(Records contained in a dataset)
┄┄┄┄┄┄┄┄┄┄
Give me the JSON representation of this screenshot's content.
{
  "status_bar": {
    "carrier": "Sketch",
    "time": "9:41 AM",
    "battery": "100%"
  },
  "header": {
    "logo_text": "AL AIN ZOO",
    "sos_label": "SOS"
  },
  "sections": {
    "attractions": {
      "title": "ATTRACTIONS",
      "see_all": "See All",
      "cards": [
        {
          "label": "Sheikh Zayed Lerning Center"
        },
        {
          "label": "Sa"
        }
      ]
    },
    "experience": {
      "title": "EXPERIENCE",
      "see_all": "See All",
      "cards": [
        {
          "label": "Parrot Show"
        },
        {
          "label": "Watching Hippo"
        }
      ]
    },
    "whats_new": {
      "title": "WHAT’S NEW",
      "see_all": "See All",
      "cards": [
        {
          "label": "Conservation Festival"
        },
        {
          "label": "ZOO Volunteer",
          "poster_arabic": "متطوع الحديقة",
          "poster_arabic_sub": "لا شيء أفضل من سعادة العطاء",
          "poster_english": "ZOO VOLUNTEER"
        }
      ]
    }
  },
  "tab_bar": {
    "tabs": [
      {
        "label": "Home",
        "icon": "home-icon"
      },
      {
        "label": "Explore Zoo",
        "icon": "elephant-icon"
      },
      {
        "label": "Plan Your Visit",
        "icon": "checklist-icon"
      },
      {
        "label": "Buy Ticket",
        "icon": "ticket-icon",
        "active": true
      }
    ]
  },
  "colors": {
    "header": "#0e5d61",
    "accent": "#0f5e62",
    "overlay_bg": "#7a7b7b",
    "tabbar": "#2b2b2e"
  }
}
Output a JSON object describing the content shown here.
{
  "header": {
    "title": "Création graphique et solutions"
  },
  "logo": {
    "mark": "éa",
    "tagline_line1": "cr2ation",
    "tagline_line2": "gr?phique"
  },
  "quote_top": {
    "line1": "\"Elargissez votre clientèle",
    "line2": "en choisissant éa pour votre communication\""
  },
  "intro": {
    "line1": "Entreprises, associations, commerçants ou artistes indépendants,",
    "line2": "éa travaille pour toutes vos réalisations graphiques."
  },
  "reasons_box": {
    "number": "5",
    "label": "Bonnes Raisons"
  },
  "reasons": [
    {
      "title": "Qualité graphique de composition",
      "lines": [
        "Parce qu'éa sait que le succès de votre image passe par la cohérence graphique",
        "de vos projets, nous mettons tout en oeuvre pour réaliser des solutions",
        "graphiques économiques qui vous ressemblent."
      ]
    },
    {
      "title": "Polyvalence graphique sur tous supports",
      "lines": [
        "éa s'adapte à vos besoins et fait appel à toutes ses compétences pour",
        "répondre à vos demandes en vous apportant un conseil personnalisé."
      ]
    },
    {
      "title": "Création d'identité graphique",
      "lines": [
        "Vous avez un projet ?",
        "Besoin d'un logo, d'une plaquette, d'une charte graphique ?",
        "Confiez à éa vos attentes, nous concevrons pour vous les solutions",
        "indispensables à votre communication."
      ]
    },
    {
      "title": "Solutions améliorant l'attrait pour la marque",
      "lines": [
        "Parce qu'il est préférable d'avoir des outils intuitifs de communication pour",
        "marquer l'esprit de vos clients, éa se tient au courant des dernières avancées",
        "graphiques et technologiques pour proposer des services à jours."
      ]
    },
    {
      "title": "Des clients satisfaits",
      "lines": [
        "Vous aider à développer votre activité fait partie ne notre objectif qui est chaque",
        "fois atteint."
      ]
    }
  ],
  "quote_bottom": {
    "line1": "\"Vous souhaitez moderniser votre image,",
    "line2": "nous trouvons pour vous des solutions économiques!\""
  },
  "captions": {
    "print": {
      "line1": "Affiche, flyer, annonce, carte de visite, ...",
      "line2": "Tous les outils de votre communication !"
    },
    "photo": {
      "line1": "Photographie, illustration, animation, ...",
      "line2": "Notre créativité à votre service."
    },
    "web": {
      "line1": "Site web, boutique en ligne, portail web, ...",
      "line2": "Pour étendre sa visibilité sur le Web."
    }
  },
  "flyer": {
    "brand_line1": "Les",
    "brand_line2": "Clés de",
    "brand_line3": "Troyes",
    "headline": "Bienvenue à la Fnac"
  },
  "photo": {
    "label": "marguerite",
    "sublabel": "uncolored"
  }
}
┄┄┄┄┄┄┄┄┄┄
Please reproduce the entire listing, exactly as shown.

## Solved exercise
Give me the JSON representation of this screenshot's content.
{
  "status_bar": {
    "carrier": "Sketch",
    "time": "9:41 AM",
    "battery": "100%"
  },
  "header": {
    "logo_text": "AL AIN ZOO",
    "sos_label": "SOS"
  },
  "sections": {
    "attractions": {
      "title": "ATTRACTIONS",
      "see_all": "See All",
      "cards": [
        {
          "label": "Sheikh Zayed Lerning Center"
        },
        {
          "label": "Sa"
        }
      ]
    },
    "experience": {
      "title": "EXPERIENCE",
      "see_all": "See All",
      "cards": [
        {
          "label": "Parrot Show"
        },
        {
          "label": "Watching Hippo"
        }
      ]
    },
    "whats_new": {
      "title": "WHAT’S NEW",
      "see_all": "See All",
      "cards": [
        {
          "label": "Conservation Festival"
        },
        {
          "label": "ZOO Volunteer",
          "poster_arabic": "متطوع الحديقة",
          "poster_arabic_sub": "لا شيء أفضل من سعادة العطاء",
          "poster_english": "ZOO VOLUNTEER"
        }
      ]
    }
  },
  "tab_bar": {
    "tabs": [
      {
        "label": "Home",
        "icon": "home-icon"
      },
      {
        "label": "Explore Zoo",
        "icon": "elephant-icon"
      },
      {
        "label": "Plan Your Visit",
        "icon": "checklist-icon"
      },
      {
        "label": "Buy Ticket",
        "icon": "ticket-icon",
        "active": true
      }
    ]
  },
  "colors": {
    "header": "#0e5d61",
    "accent": "#0f5e62",
    "overlay_bg": "#7a7b7b",
    "tabbar": "#2b2b2e"
  }
}
Output a JSON object describing the content shown here.
{
  "header": {
    "title": "Création graphique et solutions"
  },
  "logo": {
    "mark": "éa",
    "tagline_line1": "cr2ation",
    "tagline_line2": "gr?phique"
  },
  "quote_top": {
    "line1": "\"Elargissez votre clientèle",
    "line2": "en choisissant éa pour votre communication\""
  },
  "intro": {
    "line1": "Entreprises, associations, commerçants ou artistes indépendants,",
    "line2": "éa travaille pour toutes vos réalisations graphiques."
  },
  "reasons_box": {
    "number": "5",
    "label": "Bonnes Raisons"
  },
  "reasons": [
    {
      "title": "Qualité graphique de composition",
      "lines": [
        "Parce qu'éa sait que le succès de votre image passe par la cohérence graphique",
        "de vos projets, nous mettons tout en oeuvre pour réaliser des solutions",
        "graphiques économiques qui vous ressemblent."
      ]
    },
    {
      "title": "Polyvalence graphique sur tous supports",
      "lines": [
        "éa s'adapte à vos besoins et fait appel à toutes ses compétences pour",
        "répondre à vos demandes en vous apportant un conseil personnalisé."
      ]
    },
    {
      "title": "Création d'identité graphique",
      "lines": [
        "Vous avez un projet ?",
        "Besoin d'un logo, d'une plaquette, d'une charte graphique ?",
        "Confiez à éa vos attentes, nous concevrons pour vous les solutions",
        "indispensables à votre communication."
      ]
    },
    {
      "title": "Solutions améliorant l'attrait pour la marque",
      "lines": [
        "Parce qu'il est préférable d'avoir des outils intuitifs de communication pour",
        "marquer l'esprit de vos clients, éa se tient au courant des dernières avancées",
        "graphiques et technologiques pour proposer des services à jours."
      ]
    },
    {
      "title": "Des clients satisfaits",
      "lines": [
        "Vous aider à développer votre activité fait partie ne notre objectif qui est chaque",
        "fois atteint."
      ]
    }
  ],
  "quote_bottom": {
    "line1": "\"Vous souhaitez moderniser votre image,",
    "line2": "nous trouvons pour vous des solutions économiques!\""
  },
  "captions": {
    "print": {
      "line1": "Affiche, flyer, annonce, carte de visite, ...",
      "line2": "Tous les outils de votre communication !"
    },
    "photo": {
      "line1": "Photographie, illustration, animation, ...",
      "line2": "Notre créativité à votre service."
    },
    "web": {
      "line1": "Site web, boutique en ligne, portail web, ...",
      "line2": "Pour étendre sa visibilité sur le Web."
    }
  },
  "flyer": {
    "brand_line1": "Les",
    "brand_line2": "Clés de",
    "brand_line3": "Troyes",
    "headline": "Bienvenue à la Fnac"
  },
  "photo": {
    "label": "marguerite",
    "sublabel": "uncolored"
  }
}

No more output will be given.